» **Directions**: State how many lines hold the string "Barcelona". Give the number and nothing else.

Collection entries:
- - -

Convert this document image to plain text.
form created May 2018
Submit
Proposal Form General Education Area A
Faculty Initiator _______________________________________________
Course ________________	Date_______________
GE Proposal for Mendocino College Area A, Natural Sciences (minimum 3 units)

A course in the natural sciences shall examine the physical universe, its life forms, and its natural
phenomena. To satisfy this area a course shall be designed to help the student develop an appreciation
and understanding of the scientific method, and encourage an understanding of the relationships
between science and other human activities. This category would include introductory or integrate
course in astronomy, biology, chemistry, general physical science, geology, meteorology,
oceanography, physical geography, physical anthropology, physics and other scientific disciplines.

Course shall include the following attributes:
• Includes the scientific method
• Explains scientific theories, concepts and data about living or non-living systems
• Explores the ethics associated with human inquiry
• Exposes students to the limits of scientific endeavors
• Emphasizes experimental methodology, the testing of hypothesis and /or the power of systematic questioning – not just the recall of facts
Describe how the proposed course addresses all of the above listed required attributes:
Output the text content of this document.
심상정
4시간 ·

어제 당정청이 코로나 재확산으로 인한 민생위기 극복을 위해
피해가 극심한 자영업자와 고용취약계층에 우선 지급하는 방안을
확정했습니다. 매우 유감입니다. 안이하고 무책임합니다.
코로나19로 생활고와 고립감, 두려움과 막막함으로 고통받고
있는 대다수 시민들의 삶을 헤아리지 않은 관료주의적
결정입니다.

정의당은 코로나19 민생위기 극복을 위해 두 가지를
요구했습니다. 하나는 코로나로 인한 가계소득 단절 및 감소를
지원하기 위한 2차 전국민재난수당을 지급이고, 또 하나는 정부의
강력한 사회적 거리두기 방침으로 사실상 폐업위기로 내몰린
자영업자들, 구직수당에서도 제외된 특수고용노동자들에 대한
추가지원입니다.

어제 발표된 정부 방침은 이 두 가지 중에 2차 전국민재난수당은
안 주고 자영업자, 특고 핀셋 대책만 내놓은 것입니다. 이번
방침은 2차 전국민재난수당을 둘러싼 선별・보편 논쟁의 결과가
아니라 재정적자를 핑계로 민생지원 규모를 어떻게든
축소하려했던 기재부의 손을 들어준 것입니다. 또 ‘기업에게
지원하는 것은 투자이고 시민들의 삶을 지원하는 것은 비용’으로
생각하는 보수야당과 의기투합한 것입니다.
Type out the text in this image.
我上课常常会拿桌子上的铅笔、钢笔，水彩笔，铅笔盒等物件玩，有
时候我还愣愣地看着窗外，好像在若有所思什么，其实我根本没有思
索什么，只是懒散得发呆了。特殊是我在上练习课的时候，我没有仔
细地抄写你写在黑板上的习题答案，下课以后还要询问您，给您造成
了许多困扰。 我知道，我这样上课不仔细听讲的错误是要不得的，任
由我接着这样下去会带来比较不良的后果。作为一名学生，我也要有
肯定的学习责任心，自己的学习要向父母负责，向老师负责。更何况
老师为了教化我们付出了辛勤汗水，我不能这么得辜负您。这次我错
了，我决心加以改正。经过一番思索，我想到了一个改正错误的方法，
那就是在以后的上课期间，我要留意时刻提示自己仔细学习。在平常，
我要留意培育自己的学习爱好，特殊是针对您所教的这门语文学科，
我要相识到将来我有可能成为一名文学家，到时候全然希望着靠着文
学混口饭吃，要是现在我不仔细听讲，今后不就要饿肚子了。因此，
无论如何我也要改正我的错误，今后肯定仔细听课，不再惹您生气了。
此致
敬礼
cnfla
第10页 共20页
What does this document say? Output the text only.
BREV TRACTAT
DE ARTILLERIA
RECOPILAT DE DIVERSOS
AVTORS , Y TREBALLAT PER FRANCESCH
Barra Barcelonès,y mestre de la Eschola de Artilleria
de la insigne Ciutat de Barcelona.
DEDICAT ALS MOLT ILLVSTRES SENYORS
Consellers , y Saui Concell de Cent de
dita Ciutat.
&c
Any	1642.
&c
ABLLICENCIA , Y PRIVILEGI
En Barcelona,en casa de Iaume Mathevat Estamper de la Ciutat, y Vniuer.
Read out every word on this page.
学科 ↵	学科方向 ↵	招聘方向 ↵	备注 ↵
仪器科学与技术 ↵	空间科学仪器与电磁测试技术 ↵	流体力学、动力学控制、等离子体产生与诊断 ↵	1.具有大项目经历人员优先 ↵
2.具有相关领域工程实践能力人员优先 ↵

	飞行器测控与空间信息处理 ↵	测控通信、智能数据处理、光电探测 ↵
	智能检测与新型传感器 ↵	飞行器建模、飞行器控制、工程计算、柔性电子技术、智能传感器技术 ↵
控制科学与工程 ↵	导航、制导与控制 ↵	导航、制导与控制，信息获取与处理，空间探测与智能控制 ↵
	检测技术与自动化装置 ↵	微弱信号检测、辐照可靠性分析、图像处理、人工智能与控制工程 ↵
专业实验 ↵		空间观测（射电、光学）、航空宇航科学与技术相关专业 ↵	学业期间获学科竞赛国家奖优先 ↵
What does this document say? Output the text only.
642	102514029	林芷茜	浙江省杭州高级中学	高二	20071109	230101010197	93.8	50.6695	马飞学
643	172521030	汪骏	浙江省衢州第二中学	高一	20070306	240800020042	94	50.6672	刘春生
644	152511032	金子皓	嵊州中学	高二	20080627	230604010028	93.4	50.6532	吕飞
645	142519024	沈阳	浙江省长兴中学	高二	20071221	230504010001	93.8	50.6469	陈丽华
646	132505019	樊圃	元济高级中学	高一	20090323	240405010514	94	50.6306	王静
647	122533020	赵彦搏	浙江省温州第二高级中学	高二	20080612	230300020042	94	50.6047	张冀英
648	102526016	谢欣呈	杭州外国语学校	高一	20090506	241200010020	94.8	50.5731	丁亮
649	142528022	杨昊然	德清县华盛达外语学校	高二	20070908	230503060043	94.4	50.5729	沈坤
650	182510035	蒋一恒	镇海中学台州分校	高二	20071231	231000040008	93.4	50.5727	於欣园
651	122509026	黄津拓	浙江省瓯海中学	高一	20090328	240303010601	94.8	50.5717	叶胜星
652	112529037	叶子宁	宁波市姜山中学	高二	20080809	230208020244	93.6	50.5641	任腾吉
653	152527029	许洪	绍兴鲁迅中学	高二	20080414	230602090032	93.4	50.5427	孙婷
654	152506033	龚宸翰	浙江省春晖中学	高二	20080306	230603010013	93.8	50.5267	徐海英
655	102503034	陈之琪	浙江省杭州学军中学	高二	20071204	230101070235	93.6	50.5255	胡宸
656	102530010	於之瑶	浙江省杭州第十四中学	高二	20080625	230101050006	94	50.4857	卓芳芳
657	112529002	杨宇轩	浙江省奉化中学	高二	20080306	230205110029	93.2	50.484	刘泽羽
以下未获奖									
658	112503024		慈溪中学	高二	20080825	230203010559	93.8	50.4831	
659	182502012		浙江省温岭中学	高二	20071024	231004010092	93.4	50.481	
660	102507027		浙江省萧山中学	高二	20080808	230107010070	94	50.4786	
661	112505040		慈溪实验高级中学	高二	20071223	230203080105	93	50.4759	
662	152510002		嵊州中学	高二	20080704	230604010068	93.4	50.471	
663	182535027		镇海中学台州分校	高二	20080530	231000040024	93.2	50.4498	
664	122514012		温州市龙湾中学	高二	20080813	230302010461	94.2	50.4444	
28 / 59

- - -

» **Task output**: 2